▸ SHORT TASK
Copy out every line of the data below without changing anything.

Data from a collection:
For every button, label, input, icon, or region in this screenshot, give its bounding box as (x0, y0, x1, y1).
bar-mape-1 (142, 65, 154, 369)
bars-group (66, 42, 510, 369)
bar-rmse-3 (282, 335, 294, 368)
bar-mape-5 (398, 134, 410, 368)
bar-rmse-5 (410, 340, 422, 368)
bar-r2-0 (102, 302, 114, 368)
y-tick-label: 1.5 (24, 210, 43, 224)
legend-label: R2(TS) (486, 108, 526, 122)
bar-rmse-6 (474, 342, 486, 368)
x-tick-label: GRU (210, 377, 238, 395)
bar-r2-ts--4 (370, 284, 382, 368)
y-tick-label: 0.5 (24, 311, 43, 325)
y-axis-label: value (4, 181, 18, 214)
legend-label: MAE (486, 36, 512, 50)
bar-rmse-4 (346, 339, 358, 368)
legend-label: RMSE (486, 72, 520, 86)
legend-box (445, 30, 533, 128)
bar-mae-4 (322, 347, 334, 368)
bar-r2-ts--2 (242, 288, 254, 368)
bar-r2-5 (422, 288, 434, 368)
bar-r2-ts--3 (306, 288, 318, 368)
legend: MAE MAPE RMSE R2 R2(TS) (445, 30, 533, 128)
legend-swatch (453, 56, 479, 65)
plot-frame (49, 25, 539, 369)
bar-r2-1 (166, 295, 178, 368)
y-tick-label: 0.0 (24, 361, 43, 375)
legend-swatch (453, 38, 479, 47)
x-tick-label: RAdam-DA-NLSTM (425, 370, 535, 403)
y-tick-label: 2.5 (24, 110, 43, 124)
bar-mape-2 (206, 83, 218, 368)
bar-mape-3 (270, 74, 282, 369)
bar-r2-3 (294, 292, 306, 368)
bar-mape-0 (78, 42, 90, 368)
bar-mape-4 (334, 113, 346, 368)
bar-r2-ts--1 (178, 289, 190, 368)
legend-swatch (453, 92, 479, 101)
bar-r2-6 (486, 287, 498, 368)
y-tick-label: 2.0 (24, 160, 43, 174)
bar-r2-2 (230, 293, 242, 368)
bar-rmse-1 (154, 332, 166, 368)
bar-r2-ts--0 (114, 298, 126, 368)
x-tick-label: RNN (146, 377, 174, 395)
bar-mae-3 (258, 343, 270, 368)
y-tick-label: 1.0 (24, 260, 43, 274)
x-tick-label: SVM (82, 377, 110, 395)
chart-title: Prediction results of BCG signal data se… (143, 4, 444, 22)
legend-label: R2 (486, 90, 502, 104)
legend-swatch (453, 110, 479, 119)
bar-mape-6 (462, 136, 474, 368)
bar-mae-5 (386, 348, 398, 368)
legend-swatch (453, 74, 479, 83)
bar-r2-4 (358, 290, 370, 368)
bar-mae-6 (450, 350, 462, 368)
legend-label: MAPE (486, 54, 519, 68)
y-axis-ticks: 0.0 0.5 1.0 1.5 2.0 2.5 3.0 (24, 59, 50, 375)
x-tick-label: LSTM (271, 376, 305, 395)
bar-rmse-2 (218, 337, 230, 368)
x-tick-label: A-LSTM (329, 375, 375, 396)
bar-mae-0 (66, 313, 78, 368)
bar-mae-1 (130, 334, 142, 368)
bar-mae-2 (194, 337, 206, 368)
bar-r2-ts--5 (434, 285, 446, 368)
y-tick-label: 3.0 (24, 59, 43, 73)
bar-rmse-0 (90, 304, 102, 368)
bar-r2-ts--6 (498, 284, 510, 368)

▸ TASK RESPONSE
For every button, label, input, icon, or region in this screenshot, give its bounding box as (x0, y0, x1, y1).
bar-mape-1 (142, 65, 154, 369)
bars-group (66, 42, 510, 369)
bar-rmse-3 (282, 335, 294, 368)
bar-mape-5 (398, 134, 410, 368)
bar-rmse-5 (410, 340, 422, 368)
bar-r2-0 (102, 302, 114, 368)
y-tick-label: 1.5 (24, 210, 43, 224)
legend-label: R2(TS) (486, 108, 526, 122)
bar-rmse-6 (474, 342, 486, 368)
x-tick-label: GRU (210, 377, 238, 395)
bar-r2-ts--4 (370, 284, 382, 368)
y-tick-label: 0.5 (24, 311, 43, 325)
y-axis-label: value (4, 181, 18, 214)
legend-label: MAE (486, 36, 512, 50)
bar-rmse-4 (346, 339, 358, 368)
legend-label: RMSE (486, 72, 520, 86)
legend-box (445, 30, 533, 128)
bar-mae-4 (322, 347, 334, 368)
bar-r2-ts--2 (242, 288, 254, 368)
bar-r2-5 (422, 288, 434, 368)
bar-r2-ts--3 (306, 288, 318, 368)
legend: MAE MAPE RMSE R2 R2(TS) (445, 30, 533, 128)
legend-swatch (453, 56, 479, 65)
plot-frame (49, 25, 539, 369)
bar-r2-1 (166, 295, 178, 368)
y-tick-label: 0.0 (24, 361, 43, 375)
legend-swatch (453, 38, 479, 47)
x-tick-label: RAdam-DA-NLSTM (425, 370, 535, 403)
y-tick-label: 2.5 (24, 110, 43, 124)
bar-mape-2 (206, 83, 218, 368)
bar-mape-3 (270, 74, 282, 369)
bar-r2-3 (294, 292, 306, 368)
bar-mape-0 (78, 42, 90, 368)
bar-mape-4 (334, 113, 346, 368)
bar-r2-ts--1 (178, 289, 190, 368)
legend-swatch (453, 92, 479, 101)
bar-r2-6 (486, 287, 498, 368)
y-tick-label: 2.0 (24, 160, 43, 174)
bar-r2-2 (230, 293, 242, 368)
bar-rmse-1 (154, 332, 166, 368)
bar-r2-ts--0 (114, 298, 126, 368)
x-tick-label: RNN (146, 377, 174, 395)
bar-mae-3 (258, 343, 270, 368)
y-tick-label: 1.0 (24, 260, 43, 274)
x-tick-label: SVM (82, 377, 110, 395)
chart-title: Prediction results of BCG signal data se… (143, 4, 444, 22)
legend-label: R2 (486, 90, 502, 104)
legend-swatch (453, 110, 479, 119)
bar-mape-6 (462, 136, 474, 368)
bar-mae-5 (386, 348, 398, 368)
legend-swatch (453, 74, 479, 83)
bar-r2-4 (358, 290, 370, 368)
bar-mae-6 (450, 350, 462, 368)
legend-label: MAPE (486, 54, 519, 68)
y-axis-ticks: 0.0 0.5 1.0 1.5 2.0 2.5 3.0 (24, 59, 50, 375)
x-tick-label: LSTM (271, 376, 305, 395)
bar-rmse-2 (218, 337, 230, 368)
x-tick-label: A-LSTM (329, 375, 375, 396)
bar-mae-0 (66, 313, 78, 368)
bar-mae-1 (130, 334, 142, 368)
bar-mae-2 (194, 337, 206, 368)
bar-r2-ts--5 (434, 285, 446, 368)
y-tick-label: 3.0 (24, 59, 43, 73)
bar-rmse-0 (90, 304, 102, 368)
bar-r2-ts--6 (498, 284, 510, 368)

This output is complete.